● **TASK DATA**
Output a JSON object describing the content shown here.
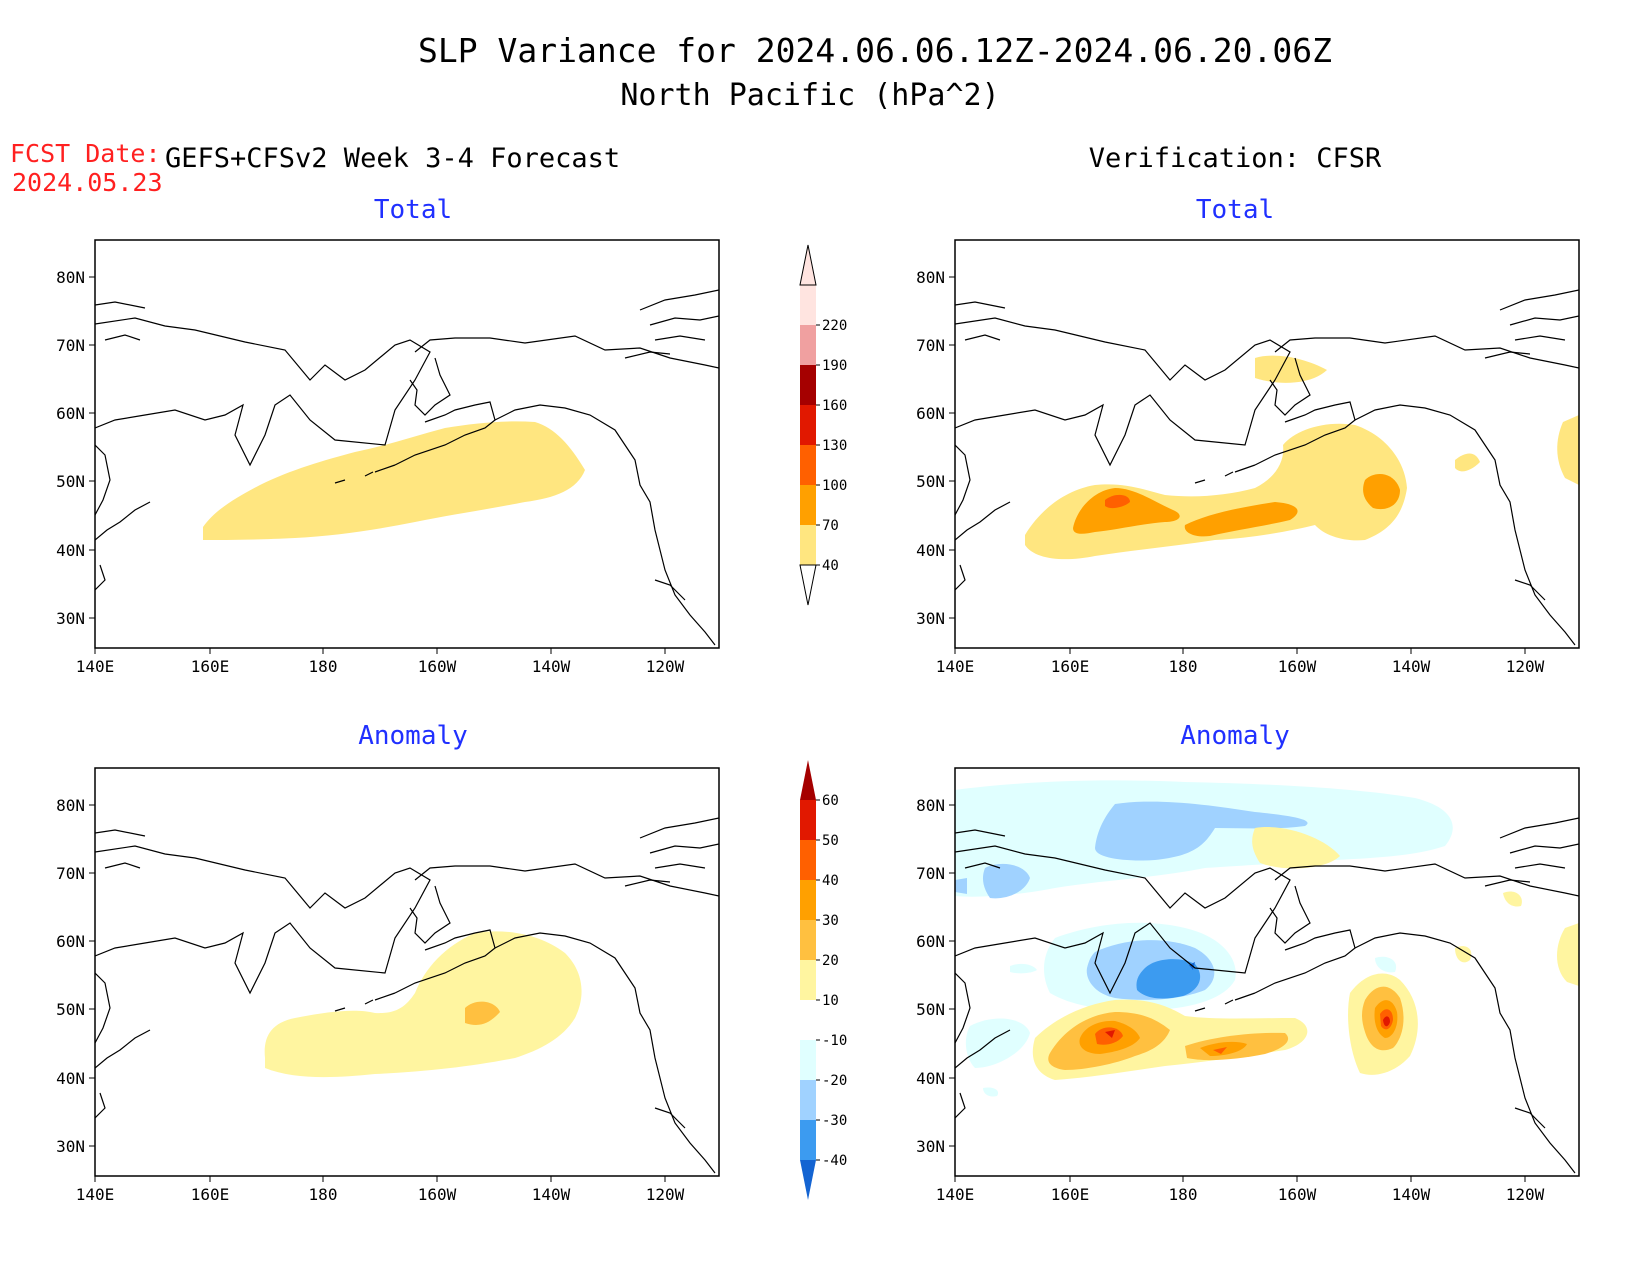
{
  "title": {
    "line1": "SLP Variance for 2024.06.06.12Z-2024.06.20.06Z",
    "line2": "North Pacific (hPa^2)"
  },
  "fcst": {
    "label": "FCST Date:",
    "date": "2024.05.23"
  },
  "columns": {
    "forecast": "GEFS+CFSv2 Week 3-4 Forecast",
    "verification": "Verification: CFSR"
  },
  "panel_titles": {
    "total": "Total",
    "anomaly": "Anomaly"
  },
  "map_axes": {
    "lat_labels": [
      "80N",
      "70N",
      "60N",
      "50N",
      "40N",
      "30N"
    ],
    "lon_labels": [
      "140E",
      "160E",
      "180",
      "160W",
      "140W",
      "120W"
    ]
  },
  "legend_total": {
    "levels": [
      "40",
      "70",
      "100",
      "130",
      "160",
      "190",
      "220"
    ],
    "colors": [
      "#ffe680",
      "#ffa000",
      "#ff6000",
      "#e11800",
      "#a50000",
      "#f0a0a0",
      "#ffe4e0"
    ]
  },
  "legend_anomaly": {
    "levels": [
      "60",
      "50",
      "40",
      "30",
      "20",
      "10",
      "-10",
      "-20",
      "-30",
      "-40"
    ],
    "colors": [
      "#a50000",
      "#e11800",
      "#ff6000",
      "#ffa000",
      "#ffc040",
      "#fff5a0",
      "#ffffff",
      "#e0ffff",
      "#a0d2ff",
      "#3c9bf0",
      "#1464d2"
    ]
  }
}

==

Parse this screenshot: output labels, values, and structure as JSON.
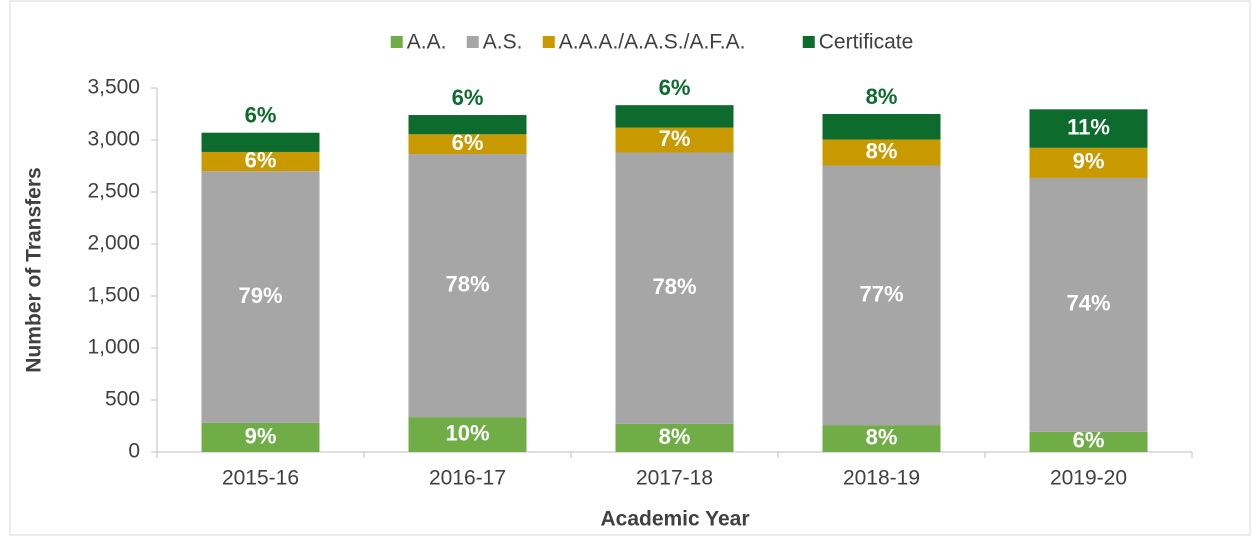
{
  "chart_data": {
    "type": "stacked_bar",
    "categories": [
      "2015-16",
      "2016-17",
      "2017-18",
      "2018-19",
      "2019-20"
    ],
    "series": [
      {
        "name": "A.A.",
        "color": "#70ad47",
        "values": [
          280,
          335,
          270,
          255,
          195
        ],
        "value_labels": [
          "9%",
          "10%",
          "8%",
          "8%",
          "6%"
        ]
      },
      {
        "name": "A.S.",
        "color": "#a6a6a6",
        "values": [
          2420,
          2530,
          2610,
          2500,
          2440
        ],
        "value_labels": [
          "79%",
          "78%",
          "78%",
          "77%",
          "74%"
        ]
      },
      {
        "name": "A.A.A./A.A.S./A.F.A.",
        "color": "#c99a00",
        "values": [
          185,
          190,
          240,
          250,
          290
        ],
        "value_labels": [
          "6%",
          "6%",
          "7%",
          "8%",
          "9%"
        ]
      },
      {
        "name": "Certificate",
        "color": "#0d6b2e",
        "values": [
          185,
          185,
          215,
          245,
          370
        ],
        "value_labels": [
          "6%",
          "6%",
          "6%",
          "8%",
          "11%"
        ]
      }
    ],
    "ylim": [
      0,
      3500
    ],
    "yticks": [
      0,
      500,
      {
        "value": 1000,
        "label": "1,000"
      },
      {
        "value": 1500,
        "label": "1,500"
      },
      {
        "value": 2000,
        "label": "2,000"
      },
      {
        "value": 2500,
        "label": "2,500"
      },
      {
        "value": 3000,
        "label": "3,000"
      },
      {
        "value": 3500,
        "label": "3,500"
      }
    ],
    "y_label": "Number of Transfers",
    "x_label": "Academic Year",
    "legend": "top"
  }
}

● **EXERCISE REQUIREMENTS**
Which lines contain the word "JSON"? Copy each one.

● **RESULT OF THIS TASK**
Output a JSON object describing the content shown here.
Parse this screenshot: output labels, values, and structure as JSON.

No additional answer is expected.